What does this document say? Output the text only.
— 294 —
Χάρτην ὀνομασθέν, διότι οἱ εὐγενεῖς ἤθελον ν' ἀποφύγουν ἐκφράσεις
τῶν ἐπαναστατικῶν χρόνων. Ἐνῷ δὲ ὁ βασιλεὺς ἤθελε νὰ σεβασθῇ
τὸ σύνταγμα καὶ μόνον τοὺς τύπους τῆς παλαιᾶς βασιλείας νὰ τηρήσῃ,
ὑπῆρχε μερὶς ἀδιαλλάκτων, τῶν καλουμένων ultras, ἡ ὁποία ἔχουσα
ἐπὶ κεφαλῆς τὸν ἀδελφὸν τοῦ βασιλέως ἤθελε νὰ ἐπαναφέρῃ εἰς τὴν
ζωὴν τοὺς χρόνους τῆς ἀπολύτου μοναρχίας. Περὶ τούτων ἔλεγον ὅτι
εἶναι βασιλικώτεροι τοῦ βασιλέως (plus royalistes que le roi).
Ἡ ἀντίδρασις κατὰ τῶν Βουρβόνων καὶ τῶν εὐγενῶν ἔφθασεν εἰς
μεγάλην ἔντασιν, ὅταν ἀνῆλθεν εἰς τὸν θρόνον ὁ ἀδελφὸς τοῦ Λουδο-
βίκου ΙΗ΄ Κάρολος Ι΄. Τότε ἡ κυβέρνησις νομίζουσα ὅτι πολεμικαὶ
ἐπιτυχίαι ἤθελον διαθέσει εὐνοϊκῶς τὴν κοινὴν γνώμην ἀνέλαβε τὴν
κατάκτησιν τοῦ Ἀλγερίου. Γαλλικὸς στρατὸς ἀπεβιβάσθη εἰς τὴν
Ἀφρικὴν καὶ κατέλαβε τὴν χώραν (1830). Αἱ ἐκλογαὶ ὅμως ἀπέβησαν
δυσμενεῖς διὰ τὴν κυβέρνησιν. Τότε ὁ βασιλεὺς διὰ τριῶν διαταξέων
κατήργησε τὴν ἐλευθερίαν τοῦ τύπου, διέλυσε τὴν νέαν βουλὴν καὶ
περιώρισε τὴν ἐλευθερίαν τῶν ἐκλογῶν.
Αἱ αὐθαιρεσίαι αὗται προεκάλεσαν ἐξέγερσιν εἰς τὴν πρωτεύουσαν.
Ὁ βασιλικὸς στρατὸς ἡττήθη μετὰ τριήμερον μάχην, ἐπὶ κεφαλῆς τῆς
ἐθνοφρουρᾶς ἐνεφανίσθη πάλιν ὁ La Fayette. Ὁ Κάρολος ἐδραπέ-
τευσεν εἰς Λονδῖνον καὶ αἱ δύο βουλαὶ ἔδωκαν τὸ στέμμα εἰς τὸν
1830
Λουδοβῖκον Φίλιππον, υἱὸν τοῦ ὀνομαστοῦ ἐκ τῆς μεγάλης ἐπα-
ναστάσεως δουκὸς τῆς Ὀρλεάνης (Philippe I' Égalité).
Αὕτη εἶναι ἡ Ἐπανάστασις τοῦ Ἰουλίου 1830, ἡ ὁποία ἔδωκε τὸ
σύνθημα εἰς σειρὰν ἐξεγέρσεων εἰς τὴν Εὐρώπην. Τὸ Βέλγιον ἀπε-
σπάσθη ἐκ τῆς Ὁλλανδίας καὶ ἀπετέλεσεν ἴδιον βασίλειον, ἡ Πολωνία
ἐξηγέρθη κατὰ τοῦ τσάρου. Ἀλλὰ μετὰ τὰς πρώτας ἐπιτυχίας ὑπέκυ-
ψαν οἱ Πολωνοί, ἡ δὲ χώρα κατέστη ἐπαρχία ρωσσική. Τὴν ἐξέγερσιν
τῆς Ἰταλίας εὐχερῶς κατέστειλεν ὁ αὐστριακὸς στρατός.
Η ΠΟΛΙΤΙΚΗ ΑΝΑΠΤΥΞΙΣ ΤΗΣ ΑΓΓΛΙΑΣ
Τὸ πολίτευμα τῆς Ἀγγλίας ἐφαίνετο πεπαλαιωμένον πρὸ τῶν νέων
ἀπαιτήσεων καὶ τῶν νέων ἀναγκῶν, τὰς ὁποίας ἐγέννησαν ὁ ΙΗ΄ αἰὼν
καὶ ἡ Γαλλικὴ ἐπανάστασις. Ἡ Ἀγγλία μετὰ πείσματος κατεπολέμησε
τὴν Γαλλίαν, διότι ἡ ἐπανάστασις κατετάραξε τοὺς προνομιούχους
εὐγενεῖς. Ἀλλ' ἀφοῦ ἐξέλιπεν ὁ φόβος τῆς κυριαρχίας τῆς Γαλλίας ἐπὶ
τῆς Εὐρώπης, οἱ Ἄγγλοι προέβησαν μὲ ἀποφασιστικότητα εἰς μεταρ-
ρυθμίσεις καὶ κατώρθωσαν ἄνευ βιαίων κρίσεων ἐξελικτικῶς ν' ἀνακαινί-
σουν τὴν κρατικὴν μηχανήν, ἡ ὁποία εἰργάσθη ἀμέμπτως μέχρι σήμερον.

* **What the task requires**
Copy all the entries verbatim.

* **The answer**
What does this document say? Output the text only.
— 294 —
Χάρτην ὀνομασθέν, διότι οἱ εὐγενεῖς ἤθελον ν' ἀποφύγουν ἐκφράσεις
τῶν ἐπαναστατικῶν χρόνων. Ἐνῷ δὲ ὁ βασιλεὺς ἤθελε νὰ σεβασθῇ
τὸ σύνταγμα καὶ μόνον τοὺς τύπους τῆς παλαιᾶς βασιλείας νὰ τηρήσῃ,
ὑπῆρχε μερὶς ἀδιαλλάκτων, τῶν καλουμένων ultras, ἡ ὁποία ἔχουσα
ἐπὶ κεφαλῆς τὸν ἀδελφὸν τοῦ βασιλέως ἤθελε νὰ ἐπαναφέρῃ εἰς τὴν
ζωὴν τοὺς χρόνους τῆς ἀπολύτου μοναρχίας. Περὶ τούτων ἔλεγον ὅτι
εἶναι βασιλικώτεροι τοῦ βασιλέως (plus royalistes que le roi).
Ἡ ἀντίδρασις κατὰ τῶν Βουρβόνων καὶ τῶν εὐγενῶν ἔφθασεν εἰς
μεγάλην ἔντασιν, ὅταν ἀνῆλθεν εἰς τὸν θρόνον ὁ ἀδελφὸς τοῦ Λουδο-
βίκου ΙΗ΄ Κάρολος Ι΄. Τότε ἡ κυβέρνησις νομίζουσα ὅτι πολεμικαὶ
ἐπιτυχίαι ἤθελον διαθέσει εὐνοϊκῶς τὴν κοινὴν γνώμην ἀνέλαβε τὴν
κατάκτησιν τοῦ Ἀλγερίου. Γαλλικὸς στρατὸς ἀπεβιβάσθη εἰς τὴν
Ἀφρικὴν καὶ κατέλαβε τὴν χώραν (1830). Αἱ ἐκλογαὶ ὅμως ἀπέβησαν
δυσμενεῖς διὰ τὴν κυβέρνησιν. Τότε ὁ βασιλεὺς διὰ τριῶν διαταξέων
κατήργησε τὴν ἐλευθερίαν τοῦ τύπου, διέλυσε τὴν νέαν βουλὴν καὶ
περιώρισε τὴν ἐλευθερίαν τῶν ἐκλογῶν.
Αἱ αὐθαιρεσίαι αὗται προεκάλεσαν ἐξέγερσιν εἰς τὴν πρωτεύουσαν.
Ὁ βασιλικὸς στρατὸς ἡττήθη μετὰ τριήμερον μάχην, ἐπὶ κεφαλῆς τῆς
ἐθνοφρουρᾶς ἐνεφανίσθη πάλιν ὁ La Fayette. Ὁ Κάρολος ἐδραπέ-
τευσεν εἰς Λονδῖνον καὶ αἱ δύο βουλαὶ ἔδωκαν τὸ στέμμα εἰς τὸν
1830
Λουδοβῖκον Φίλιππον, υἱὸν τοῦ ὀνομαστοῦ ἐκ τῆς μεγάλης ἐπα-
ναστάσεως δουκὸς τῆς Ὀρλεάνης (Philippe I' Égalité).
Αὕτη εἶναι ἡ Ἐπανάστασις τοῦ Ἰουλίου 1830, ἡ ὁποία ἔδωκε τὸ
σύνθημα εἰς σειρὰν ἐξεγέρσεων εἰς τὴν Εὐρώπην. Τὸ Βέλγιον ἀπε-
σπάσθη ἐκ τῆς Ὁλλανδίας καὶ ἀπετέλεσεν ἴδιον βασίλειον, ἡ Πολωνία
ἐξηγέρθη κατὰ τοῦ τσάρου. Ἀλλὰ μετὰ τὰς πρώτας ἐπιτυχίας ὑπέκυ-
ψαν οἱ Πολωνοί, ἡ δὲ χώρα κατέστη ἐπαρχία ρωσσική. Τὴν ἐξέγερσιν
τῆς Ἰταλίας εὐχερῶς κατέστειλεν ὁ αὐστριακὸς στρατός.
Η ΠΟΛΙΤΙΚΗ ΑΝΑΠΤΥΞΙΣ ΤΗΣ ΑΓΓΛΙΑΣ
Τὸ πολίτευμα τῆς Ἀγγλίας ἐφαίνετο πεπαλαιωμένον πρὸ τῶν νέων
ἀπαιτήσεων καὶ τῶν νέων ἀναγκῶν, τὰς ὁποίας ἐγέννησαν ὁ ΙΗ΄ αἰὼν
καὶ ἡ Γαλλικὴ ἐπανάστασις. Ἡ Ἀγγλία μετὰ πείσματος κατεπολέμησε
τὴν Γαλλίαν, διότι ἡ ἐπανάστασις κατετάραξε τοὺς προνομιούχους
εὐγενεῖς. Ἀλλ' ἀφοῦ ἐξέλιπεν ὁ φόβος τῆς κυριαρχίας τῆς Γαλλίας ἐπὶ
τῆς Εὐρώπης, οἱ Ἄγγλοι προέβησαν μὲ ἀποφασιστικότητα εἰς μεταρ-
ρυθμίσεις καὶ κατώρθωσαν ἄνευ βιαίων κρίσεων ἐξελικτικῶς ν' ἀνακαινί-
σουν τὴν κρατικὴν μηχανήν, ἡ ὁποία εἰργάσθη ἀμέμπτως μέχρι σήμερον.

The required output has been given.